What the task requires -> Copy out each line below exactly as it appears.

------------------------------------------------------------

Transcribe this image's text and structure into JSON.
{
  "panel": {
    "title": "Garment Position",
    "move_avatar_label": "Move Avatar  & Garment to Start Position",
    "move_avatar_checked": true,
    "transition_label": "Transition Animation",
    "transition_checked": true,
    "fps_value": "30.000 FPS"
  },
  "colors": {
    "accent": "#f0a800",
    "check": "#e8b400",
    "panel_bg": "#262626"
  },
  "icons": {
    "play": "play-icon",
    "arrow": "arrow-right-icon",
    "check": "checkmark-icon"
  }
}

------------------------------------------------------------

Completed exercise ->
Transcribe this image's text and structure into JSON.
{
  "panel": {
    "title": "Garment Position",
    "move_avatar_label": "Move Avatar  & Garment to Start Position",
    "move_avatar_checked": true,
    "transition_label": "Transition Animation",
    "transition_checked": true,
    "fps_value": "30.000 FPS"
  },
  "colors": {
    "accent": "#f0a800",
    "check": "#e8b400",
    "panel_bg": "#262626"
  },
  "icons": {
    "play": "play-icon",
    "arrow": "arrow-right-icon",
    "check": "checkmark-icon"
  }
}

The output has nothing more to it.